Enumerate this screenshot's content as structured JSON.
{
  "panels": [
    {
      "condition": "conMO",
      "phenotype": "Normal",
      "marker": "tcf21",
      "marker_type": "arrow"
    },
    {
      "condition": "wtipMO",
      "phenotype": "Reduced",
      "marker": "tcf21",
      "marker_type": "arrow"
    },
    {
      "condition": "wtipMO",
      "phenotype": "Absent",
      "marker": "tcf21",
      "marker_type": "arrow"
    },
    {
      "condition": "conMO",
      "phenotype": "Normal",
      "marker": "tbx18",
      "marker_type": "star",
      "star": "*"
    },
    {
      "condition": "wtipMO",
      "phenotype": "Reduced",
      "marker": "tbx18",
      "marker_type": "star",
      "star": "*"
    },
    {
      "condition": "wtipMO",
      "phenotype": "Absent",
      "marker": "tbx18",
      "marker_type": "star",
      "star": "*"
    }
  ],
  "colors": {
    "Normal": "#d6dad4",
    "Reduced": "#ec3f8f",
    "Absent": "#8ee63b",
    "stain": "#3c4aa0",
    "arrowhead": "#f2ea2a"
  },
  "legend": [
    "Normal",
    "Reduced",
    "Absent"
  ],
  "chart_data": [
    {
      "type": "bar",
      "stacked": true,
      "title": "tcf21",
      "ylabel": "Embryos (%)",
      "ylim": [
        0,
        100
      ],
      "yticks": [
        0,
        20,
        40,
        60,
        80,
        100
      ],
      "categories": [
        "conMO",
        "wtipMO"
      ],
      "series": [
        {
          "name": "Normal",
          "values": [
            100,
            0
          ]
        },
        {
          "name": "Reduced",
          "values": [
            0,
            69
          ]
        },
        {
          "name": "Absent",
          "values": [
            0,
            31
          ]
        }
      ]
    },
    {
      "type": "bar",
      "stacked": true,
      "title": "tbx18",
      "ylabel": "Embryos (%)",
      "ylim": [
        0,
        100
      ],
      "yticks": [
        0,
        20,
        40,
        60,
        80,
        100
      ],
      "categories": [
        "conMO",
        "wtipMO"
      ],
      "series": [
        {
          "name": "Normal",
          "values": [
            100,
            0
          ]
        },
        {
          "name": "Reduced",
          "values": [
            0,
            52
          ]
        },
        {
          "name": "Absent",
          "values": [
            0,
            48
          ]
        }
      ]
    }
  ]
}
━━━━
WORK REQUIRED
Restate the whole of the material exactly.

EXERCISE SOLUTION
Enumerate this screenshot's content as structured JSON.
{
  "panels": [
    {
      "condition": "conMO",
      "phenotype": "Normal",
      "marker": "tcf21",
      "marker_type": "arrow"
    },
    {
      "condition": "wtipMO",
      "phenotype": "Reduced",
      "marker": "tcf21",
      "marker_type": "arrow"
    },
    {
      "condition": "wtipMO",
      "phenotype": "Absent",
      "marker": "tcf21",
      "marker_type": "arrow"
    },
    {
      "condition": "conMO",
      "phenotype": "Normal",
      "marker": "tbx18",
      "marker_type": "star",
      "star": "*"
    },
    {
      "condition": "wtipMO",
      "phenotype": "Reduced",
      "marker": "tbx18",
      "marker_type": "star",
      "star": "*"
    },
    {
      "condition": "wtipMO",
      "phenotype": "Absent",
      "marker": "tbx18",
      "marker_type": "star",
      "star": "*"
    }
  ],
  "colors": {
    "Normal": "#d6dad4",
    "Reduced": "#ec3f8f",
    "Absent": "#8ee63b",
    "stain": "#3c4aa0",
    "arrowhead": "#f2ea2a"
  },
  "legend": [
    "Normal",
    "Reduced",
    "Absent"
  ],
  "chart_data": [
    {
      "type": "bar",
      "stacked": true,
      "title": "tcf21",
      "ylabel": "Embryos (%)",
      "ylim": [
        0,
        100
      ],
      "yticks": [
        0,
        20,
        40,
        60,
        80,
        100
      ],
      "categories": [
        "conMO",
        "wtipMO"
      ],
      "series": [
        {
          "name": "Normal",
          "values": [
            100,
            0
          ]
        },
        {
          "name": "Reduced",
          "values": [
            0,
            69
          ]
        },
        {
          "name": "Absent",
          "values": [
            0,
            31
          ]
        }
      ]
    },
    {
      "type": "bar",
      "stacked": true,
      "title": "tbx18",
      "ylabel": "Embryos (%)",
      "ylim": [
        0,
        100
      ],
      "yticks": [
        0,
        20,
        40,
        60,
        80,
        100
      ],
      "categories": [
        "conMO",
        "wtipMO"
      ],
      "series": [
        {
          "name": "Normal",
          "values": [
            100,
            0
          ]
        },
        {
          "name": "Reduced",
          "values": [
            0,
            52
          ]
        },
        {
          "name": "Absent",
          "values": [
            0,
            48
          ]
        }
      ]
    }
  ]
}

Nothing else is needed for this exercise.